#### Exercices:
1. Recopiez fidèlement le passage de l’article sur la mort d’Abdoulaye Ba qui commence à « Mort d’Abdoulaye Ba » et se termine à « techniques du dossier. ».
2. Poursuivez l’article sur la mort de l’étudiant Abdoulaye Ba au-delà de sa dernière phrase.

#### Texte de l’exercice:
■ ■ ■ ■ ■
Mort d’Abdoulaye Ba : Le Procureur revient sur le rapport d’autopsie pour exclure la version qui circule dans l’opinion

La gestion judiciaire du dossier relatif au décès de l’étudiant Abdoulaye Ba, survenu en marge des échauffourées à l’Université Cheikh Anta Diop (UCAD), connaît un nouveau développement communicationnel. Alors que des interrogations subsistaient quant à la lecture faite par le Parquet des résultats scientifiques, le maître des poursuites a tenu à préciser la portée exacte de sa sortie du 14 février dernier. Une mise au point destinée à lever toute équivoque sur la validité de l’expertise médicale et à confronter les rumeurs persistantes aux éléments techniques du dossier.

L’intervention du Procureur vise avant tout à réaffirmer la confiance de l’institution judiciaire envers les médecins légistes, dont les conclusions avaient semblé, aux yeux de certains observateurs, être mises en balance. D’après les précisions rapportées par Le Quotidien, le chef du Parquet assure que son intention n’a jamais été de fragiliser le travail des experts assermentés.
■ ■ ■ ■ ■
Extraits du jeu de données
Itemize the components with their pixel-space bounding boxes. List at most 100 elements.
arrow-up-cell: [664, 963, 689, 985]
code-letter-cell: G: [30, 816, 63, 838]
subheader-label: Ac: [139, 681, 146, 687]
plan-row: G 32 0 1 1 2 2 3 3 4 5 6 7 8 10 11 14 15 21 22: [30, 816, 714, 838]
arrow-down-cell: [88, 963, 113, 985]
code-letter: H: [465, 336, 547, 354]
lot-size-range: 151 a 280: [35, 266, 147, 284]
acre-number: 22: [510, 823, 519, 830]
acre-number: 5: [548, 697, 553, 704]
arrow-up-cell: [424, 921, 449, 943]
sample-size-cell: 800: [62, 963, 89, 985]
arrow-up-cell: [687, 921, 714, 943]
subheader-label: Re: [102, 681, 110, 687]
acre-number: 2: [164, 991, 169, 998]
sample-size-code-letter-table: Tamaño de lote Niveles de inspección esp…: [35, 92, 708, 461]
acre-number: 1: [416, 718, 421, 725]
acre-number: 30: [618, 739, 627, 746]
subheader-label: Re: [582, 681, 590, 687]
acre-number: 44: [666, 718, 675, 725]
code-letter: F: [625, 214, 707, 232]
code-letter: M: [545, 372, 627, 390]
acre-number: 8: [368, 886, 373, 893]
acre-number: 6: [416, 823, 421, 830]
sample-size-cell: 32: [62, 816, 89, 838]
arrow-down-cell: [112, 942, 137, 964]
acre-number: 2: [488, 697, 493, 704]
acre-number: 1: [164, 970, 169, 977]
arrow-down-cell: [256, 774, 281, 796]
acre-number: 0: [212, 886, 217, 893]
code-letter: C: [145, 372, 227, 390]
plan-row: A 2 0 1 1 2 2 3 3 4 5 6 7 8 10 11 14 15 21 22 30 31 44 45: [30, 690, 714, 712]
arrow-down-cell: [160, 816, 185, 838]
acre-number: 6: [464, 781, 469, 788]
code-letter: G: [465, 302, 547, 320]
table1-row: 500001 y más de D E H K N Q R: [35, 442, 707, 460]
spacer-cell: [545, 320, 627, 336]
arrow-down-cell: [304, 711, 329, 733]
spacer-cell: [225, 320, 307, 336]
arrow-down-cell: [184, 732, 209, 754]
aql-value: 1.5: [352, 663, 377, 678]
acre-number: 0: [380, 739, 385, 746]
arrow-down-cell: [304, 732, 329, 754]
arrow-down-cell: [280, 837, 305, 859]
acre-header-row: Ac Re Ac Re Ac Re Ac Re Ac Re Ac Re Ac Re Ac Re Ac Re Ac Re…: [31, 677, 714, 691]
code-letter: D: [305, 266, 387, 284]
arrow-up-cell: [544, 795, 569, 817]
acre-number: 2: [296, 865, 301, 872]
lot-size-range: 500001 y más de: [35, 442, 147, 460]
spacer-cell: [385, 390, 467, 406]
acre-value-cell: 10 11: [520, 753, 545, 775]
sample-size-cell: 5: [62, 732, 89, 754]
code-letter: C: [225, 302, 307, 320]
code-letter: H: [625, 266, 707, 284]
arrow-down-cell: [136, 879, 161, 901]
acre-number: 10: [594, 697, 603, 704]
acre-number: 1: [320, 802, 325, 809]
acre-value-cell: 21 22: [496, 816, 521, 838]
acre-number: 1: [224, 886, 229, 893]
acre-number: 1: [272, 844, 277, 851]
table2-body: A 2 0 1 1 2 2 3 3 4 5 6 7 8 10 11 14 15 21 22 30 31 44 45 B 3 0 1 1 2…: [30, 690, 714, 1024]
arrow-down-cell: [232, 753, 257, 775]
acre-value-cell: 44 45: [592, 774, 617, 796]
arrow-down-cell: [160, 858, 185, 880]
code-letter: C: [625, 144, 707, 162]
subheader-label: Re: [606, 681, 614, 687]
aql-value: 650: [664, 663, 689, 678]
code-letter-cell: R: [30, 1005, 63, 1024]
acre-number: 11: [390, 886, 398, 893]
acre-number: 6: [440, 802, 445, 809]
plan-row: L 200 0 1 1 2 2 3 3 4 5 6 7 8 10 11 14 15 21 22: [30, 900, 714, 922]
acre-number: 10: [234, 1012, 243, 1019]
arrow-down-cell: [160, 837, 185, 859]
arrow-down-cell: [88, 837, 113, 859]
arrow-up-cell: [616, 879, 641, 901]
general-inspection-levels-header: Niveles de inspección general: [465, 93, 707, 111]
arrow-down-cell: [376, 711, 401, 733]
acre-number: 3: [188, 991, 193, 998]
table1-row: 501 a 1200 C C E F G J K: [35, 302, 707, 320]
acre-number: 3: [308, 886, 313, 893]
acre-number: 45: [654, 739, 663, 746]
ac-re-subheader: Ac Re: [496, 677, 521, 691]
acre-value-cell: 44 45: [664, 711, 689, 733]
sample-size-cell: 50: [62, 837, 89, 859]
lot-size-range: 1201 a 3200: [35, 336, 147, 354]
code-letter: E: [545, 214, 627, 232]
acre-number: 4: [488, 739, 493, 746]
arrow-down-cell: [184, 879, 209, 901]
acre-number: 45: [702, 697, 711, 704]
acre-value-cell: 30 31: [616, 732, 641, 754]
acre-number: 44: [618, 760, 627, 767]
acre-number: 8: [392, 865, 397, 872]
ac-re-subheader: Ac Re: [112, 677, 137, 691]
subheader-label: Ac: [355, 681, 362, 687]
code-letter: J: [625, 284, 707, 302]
■ ■ ■ ■ ■
#### Corrigé des exercices:
1.
Mort d’Abdoulaye Ba : Le Procureur revient sur le rapport d’autopsie pour exclure la version qui circule dans l’opinion

La gestion judiciaire du dossier relatif au décès de l’étudiant Abdoulaye Ba, survenu en marge des échauffourées à l’Université Cheikh Anta Diop (UCAD), connaît un nouveau développement communicationnel. Alors que des interrogations subsistaient quant à la lecture faite par le Parquet des résultats scientifiques, le maître des poursuites a tenu à préciser la portée exacte de sa sortie du 14 février dernier. Une mise au point destinée à lever toute équivoque sur la validité de l’expertise médicale et à confronter les rumeurs persistantes aux éléments techniques du dossier.

2.
« Le Parquet n’a jamais entendu remettre en cause les conclusions d’hommes et de femmes rompus à la tâche et ayant prêté serment », a-t-il déclaré. Il rappelle que ces praticiens accompagnent quotidiennement la justice dans le processus de clarification des procédures, souvent obscurcies par « les enjeux et intérêts en présence ».

Au-delà de la forme, cette clarification porte sur le fond du dossier et la cause exacte du décès. Le magistrat établit une distinction nette entre les constatations cliniques consignées dans le rapport d’autopsie et les versions relayées par la clameur publique. Selon lui, les résultats de l’examen post-mortem contredisent formellement la thèse d’une violence physique directe.

« Ce que le médecin légiste dit dans sa conclusion n’a absolument rien à voir avec la folle rumeur qui laisse entendre que Abdoulaye Ba a été battu à mort », a tranché le Procureur. Une déclaration qui vise à clore le débat sur les circonstances du drame, alors que la tension restait vive à l’UCAD après la confirmation du décès par les autorités.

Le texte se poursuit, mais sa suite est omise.